-- Exercise requirements --
Print the part of the records that opens with the line containing "Image is 710x473." and closes with the line containing "- Text: iting", including both of those lines. Leave the pictures out of your answer.

-- Record list --

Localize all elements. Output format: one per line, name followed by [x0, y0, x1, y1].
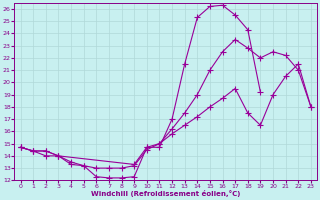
X-axis label: Windchill (Refroidissement éolien,°C): Windchill (Refroidissement éolien,°C): [91, 190, 240, 197]
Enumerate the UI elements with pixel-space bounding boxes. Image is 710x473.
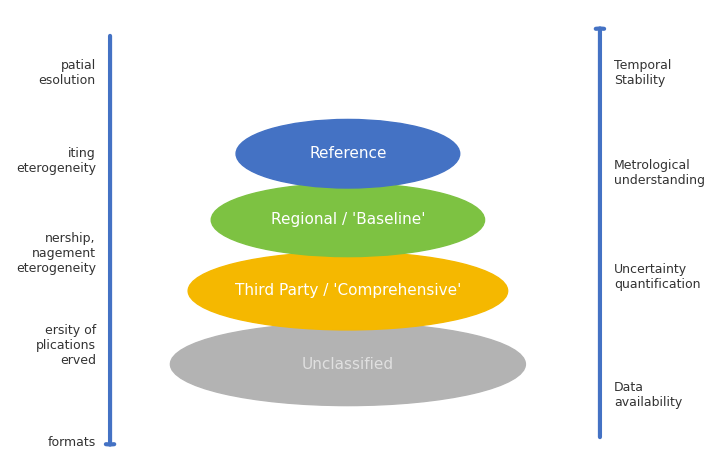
- Text: Temporal
Stability: Temporal Stability: [614, 59, 672, 88]
- Text: Unclassified: Unclassified: [302, 357, 394, 372]
- Text: Reference: Reference: [309, 146, 387, 161]
- Text: Regional / 'Baseline': Regional / 'Baseline': [271, 212, 425, 228]
- Text: iting
eterogeneity: iting eterogeneity: [16, 147, 96, 175]
- Ellipse shape: [236, 120, 460, 188]
- Text: Third Party / 'Comprehensive': Third Party / 'Comprehensive': [235, 283, 461, 298]
- Text: formats: formats: [48, 436, 96, 449]
- Text: nership,
nagement
eterogeneity: nership, nagement eterogeneity: [16, 232, 96, 274]
- Ellipse shape: [170, 323, 525, 405]
- Text: Data
availability: Data availability: [614, 381, 682, 409]
- Text: Metrological
understanding: Metrological understanding: [614, 158, 705, 187]
- Ellipse shape: [212, 183, 484, 256]
- Text: patial
esolution: patial esolution: [39, 59, 96, 88]
- Text: ersity of
plications
erved: ersity of plications erved: [36, 324, 96, 367]
- Text: Uncertainty
quantification: Uncertainty quantification: [614, 263, 701, 291]
- Ellipse shape: [188, 252, 508, 330]
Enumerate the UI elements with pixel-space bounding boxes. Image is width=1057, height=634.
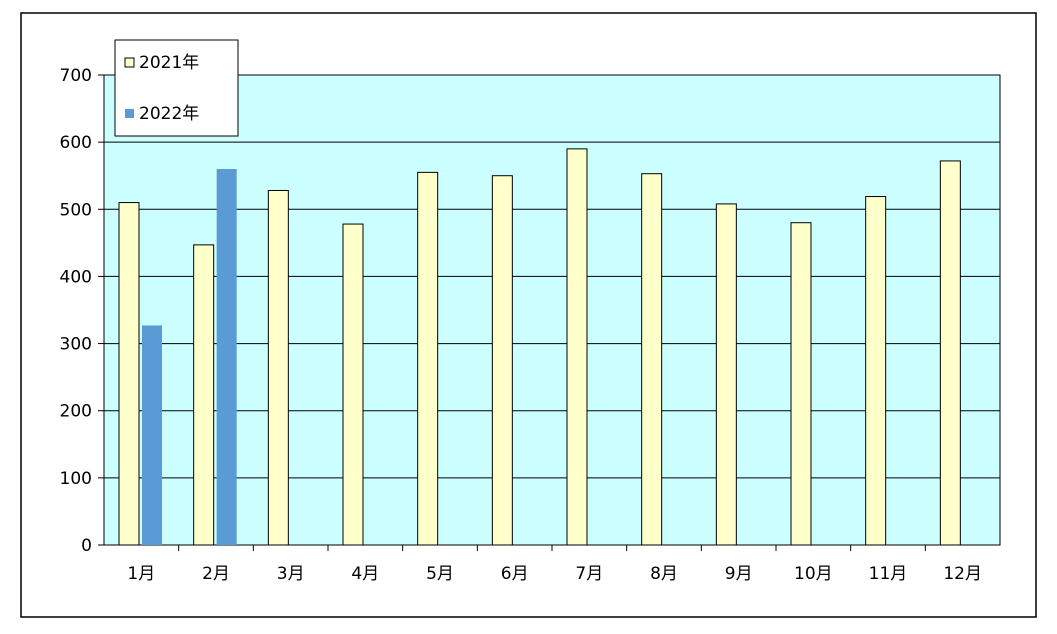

-- The solution --
Enumerate the UI elements with pixel-space bounding boxes. Image is 710x473.
- Text: Temporal
Stability: Temporal Stability: [614, 59, 672, 88]
- Text: Unclassified: Unclassified: [302, 357, 394, 372]
- Text: Reference: Reference: [309, 146, 387, 161]
- Text: Regional / 'Baseline': Regional / 'Baseline': [271, 212, 425, 228]
- Text: iting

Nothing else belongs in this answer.